## START Material supplied

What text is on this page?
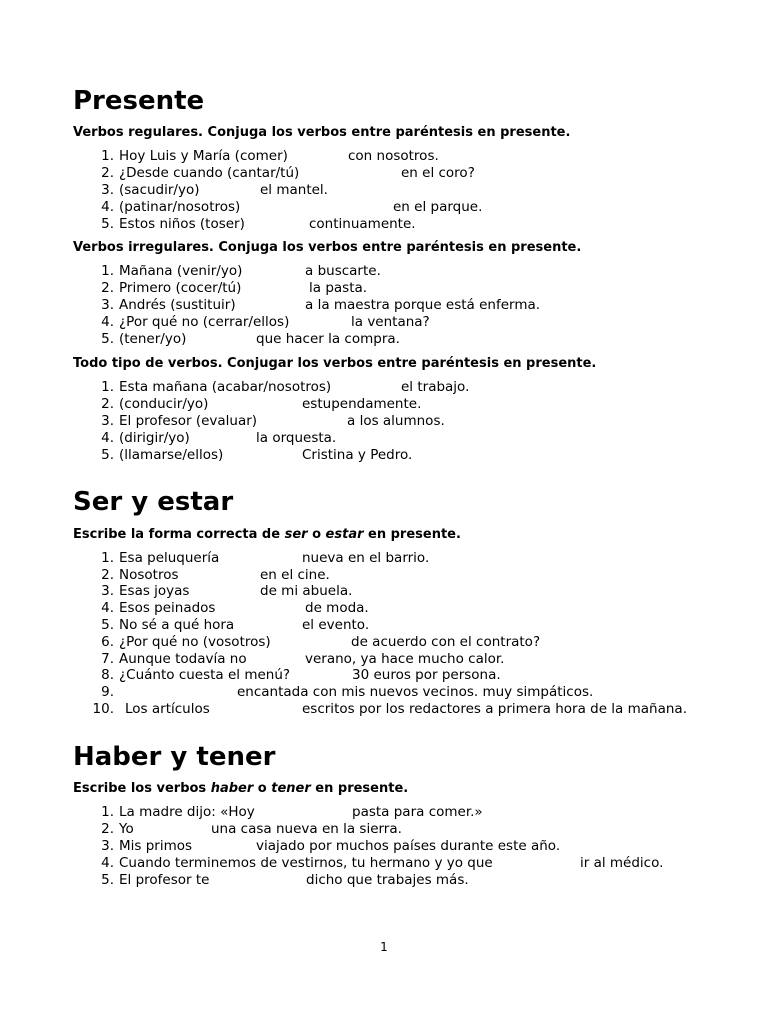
Presente
Verbos regulares. Conjuga los verbos entre paréntesis en presente.
1. Hoy Luis y María (comer)	con nosotros.
2. ¿Desde cuando (cantar/tú)	en el coro?
3. (sacudir/yo)	el mantel.
4. (patinar/nosotros)	en el parque.
5. Estos niños (toser)	continuamente.
Verbos irregulares. Conjuga los verbos entre paréntesis en presente.
1. Mañana (venir/yo)	a buscarte.
2. Primero (cocer/tú)	la pasta.
3. Andrés (sustituir)	a la maestra porque está enferma.
4. ¿Por qué no (cerrar/ellos)	la ventana?
5. (tener/yo)	que hacer la compra.
Todo tipo de verbos. Conjugar los verbos entre paréntesis en presente.
1. Esta mañana (acabar/nosotros)	el trabajo.
2. (conducir/yo)	estupendamente.
3. El profesor (evaluar)	a los alumnos.
4. (dirigir/yo)	la orquesta.
5. (llamarse/ellos)	Cristina y Pedro.
Ser y estar
Escribe la forma correcta de ser o estar en presente.
1. Esa peluquería	nueva en el barrio.
2. Nosotros	en el cine.
3. Esas joyas	de mi abuela.
4. Esos peinados	de moda.
5. No sé a qué hora	el evento.
6. ¿Por qué no (vosotros)	de acuerdo con el contrato?
7. Aunque todavía no	verano, ya hace mucho calor.
8. ¿Cuánto cuesta el menú?	30 euros por persona.
9.	encantada con mis nuevos vecinos. muy simpáticos.
10. Los artículos	escritos por los redactores a primera hora de la mañana.
Haber y tener
Escribe los verbos haber o tener en presente.
1. La madre dijo: «Hoy	pasta para comer.»
2. Yo	una casa nueva en la sierra.
3. Mis primos	viajado por muchos países durante este año.
4. Cuando terminemos de vestirnos, tu hermano y yo que	ir al médico.
5. El profesor te	dicho que trabajes más.
1
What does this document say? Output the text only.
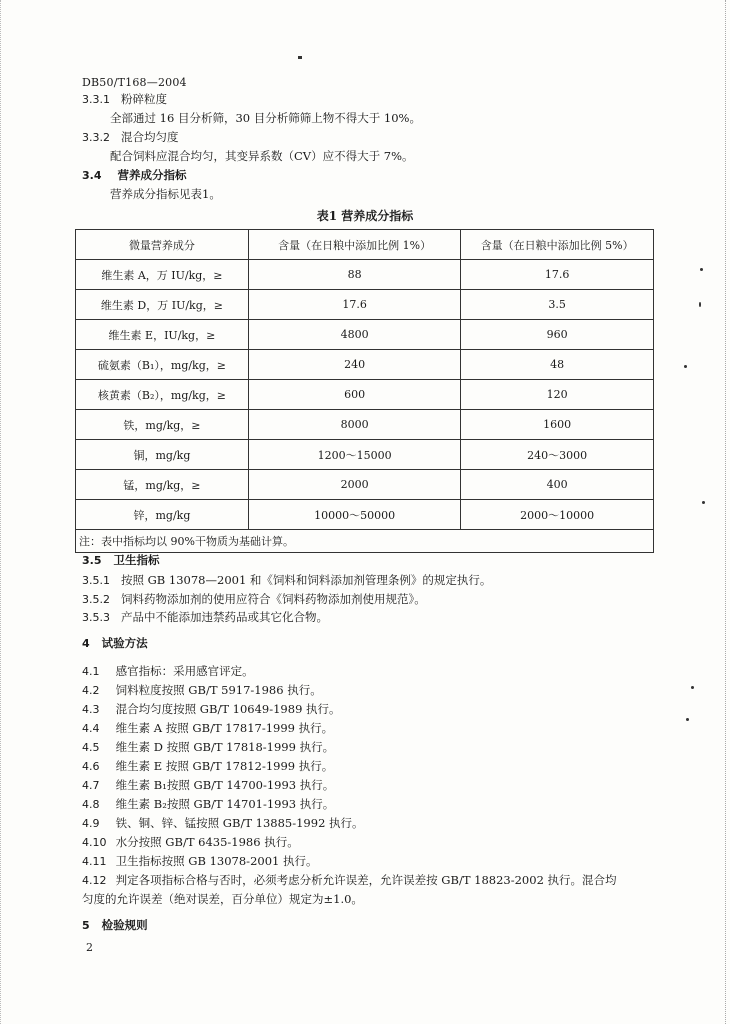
DB50/T168—2004
3.3.1 粉碎粒度
全部通过 16 目分析筛，30 目分析筛筛上物不得大于 10%。
3.3.2 混合均匀度
配合饲料应混合均匀，其变异系数（CV）应不得大于 7%。
3.4 营养成分指标
营养成分指标见表1。
表1 营养成分指标
微量营养成分	含量（在日粮中添加比例 1%）	含量（在日粮中添加比例 5%）
维生素 A，万 IU/kg，≥	88	17.6
维生素 D，万 IU/kg，≥	17.6	3.5
维生素 E，IU/kg，≥	4800	960
硫氨素（B₁），mg/kg，≥	240	48
核黄素（B₂），mg/kg，≥	600	120
铁，mg/kg，≥	8000	1600
铜，mg/kg	1200～15000	240～3000
锰，mg/kg，≥	2000	400
锌，mg/kg	10000～50000	2000～10000
注：表中指标均以 90%干物质为基础计算。		
3.5 卫生指标
3.5.1 按照 GB 13078—2001 和《饲料和饲料添加剂管理条例》的规定执行。
3.5.2 饲料药物添加剂的使用应符合《饲料药物添加剂使用规范》。
3.5.3 产品中不能添加违禁药品或其它化合物。
4 试验方法
4.1 感官指标：采用感官评定。
4.2 饲料粒度按照 GB/T 5917-1986 执行。
4.3 混合均匀度按照 GB/T 10649-1989 执行。
4.4 维生素 A 按照 GB/T 17817-1999 执行。
4.5 维生素 D 按照 GB/T 17818-1999 执行。
4.6 维生素 E 按照 GB/T 17812-1999 执行。
4.7 维生素 B₁按照 GB/T 14700-1993 执行。
4.8 维生素 B₂按照 GB/T 14701-1993 执行。
4.9 铁、铜、锌、锰按照 GB/T 13885-1992 执行。
4.10 水分按照 GB/T 6435-1986 执行。
4.11 卫生指标按照 GB 13078-2001 执行。
4.12 判定各项指标合格与否时，必须考虑分析允许误差，允许误差按 GB/T 18823-2002 执行。混合均
匀度的允许误差（绝对误差，百分单位）规定为±1.0。
5 检验规则
2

## END Material supplied

#### Stated problem:
Leave out every picture and copy the rest of the records exactly.

#### Expected output:
What text is on this page?
Presente
Verbos regulares. Conjuga los verbos entre paréntesis en presente.
1. Hoy Luis y María (comer)	con nosotros.
2. ¿Desde cuando (cantar/tú)	en el coro?
3. (sacudir/yo)	el mantel.
4. (patinar/nosotros)	en el parque.
5. Estos niños (toser)	continuamente.
Verbos irregulares. Conjuga los verbos entre paréntesis en presente.
1. Mañana (venir/yo)	a buscarte.
2. Primero (cocer/tú)	la pasta.
3. Andrés (sustituir)	a la maestra porque está enferma.
4. ¿Por qué no (cerrar/ellos)	la ventana?
5. (tener/yo)	que hacer la compra.
Todo tipo de verbos. Conjugar los verbos entre paréntesis en presente.
1. Esta mañana (acabar/nosotros)	el trabajo.
2. (conducir/yo)	estupendamente.
3. El profesor (evaluar)	a los alumnos.
4. (dirigir/yo)	la orquesta.
5. (llamarse/ellos)	Cristina y Pedro.
Ser y estar
Escribe la forma correcta de ser o estar en presente.
1. Esa peluquería	nueva en el barrio.
2. Nosotros	en el cine.
3. Esas joyas	de mi abuela.
4. Esos peinados	de moda.
5. No sé a qué hora	el evento.
6. ¿Por qué no (vosotros)	de acuerdo con el contrato?
7. Aunque todavía no	verano, ya hace mucho calor.
8. ¿Cuánto cuesta el menú?	30 euros por persona.
9.	encantada con mis nuevos vecinos. muy simpáticos.
10. Los artículos	escritos por los redactores a primera hora de la mañana.
Haber y tener
Escribe los verbos haber o tener en presente.
1. La madre dijo: «Hoy	pasta para comer.»
2. Yo	una casa nueva en la sierra.
3. Mis primos	viajado por muchos países durante este año.
4. Cuando terminemos de vestirnos, tu hermano y yo que	ir al médico.
5. El profesor te	dicho que trabajes más.
1
What does this document say? Output the text only.
DB50/T168—2004
3.3.1 粉碎粒度
全部通过 16 目分析筛，30 目分析筛筛上物不得大于 10%。
3.3.2 混合均匀度
配合饲料应混合均匀，其变异系数（CV）应不得大于 7%。
3.4 营养成分指标
营养成分指标见表1。
表1 营养成分指标
微量营养成分	含量（在日粮中添加比例 1%）	含量（在日粮中添加比例 5%）
维生素 A，万 IU/kg，≥	88	17.6
维生素 D，万 IU/kg，≥	17.6	3.5
维生素 E，IU/kg，≥	4800	960
硫氨素（B₁），mg/kg，≥	240	48
核黄素（B₂），mg/kg，≥	600	120
铁，mg/kg，≥	8000	1600
铜，mg/kg	1200～15000	240～3000
锰，mg/kg，≥	2000	400
锌，mg/kg	10000～50000	2000～10000
注：表中指标均以 90%干物质为基础计算。		
3.5 卫生指标
3.5.1 按照 GB 13078—2001 和《饲料和饲料添加剂管理条例》的规定执行。
3.5.2 饲料药物添加剂的使用应符合《饲料药物添加剂使用规范》。
3.5.3 产品中不能添加违禁药品或其它化合物。
4 试验方法
4.1 感官指标：采用感官评定。
4.2 饲料粒度按照 GB/T 5917-1986 执行。
4.3 混合均匀度按照 GB/T 10649-1989 执行。
4.4 维生素 A 按照 GB/T 17817-1999 执行。
4.5 维生素 D 按照 GB/T 17818-1999 执行。
4.6 维生素 E 按照 GB/T 17812-1999 执行。
4.7 维生素 B₁按照 GB/T 14700-1993 执行。
4.8 维生素 B₂按照 GB/T 14701-1993 执行。
4.9 铁、铜、锌、锰按照 GB/T 13885-1992 执行。
4.10 水分按照 GB/T 6435-1986 执行。
4.11 卫生指标按照 GB 13078-2001 执行。
4.12 判定各项指标合格与否时，必须考虑分析允许误差，允许误差按 GB/T 18823-2002 执行。混合均
匀度的允许误差（绝对误差，百分单位）规定为±1.0。
5 检验规则
2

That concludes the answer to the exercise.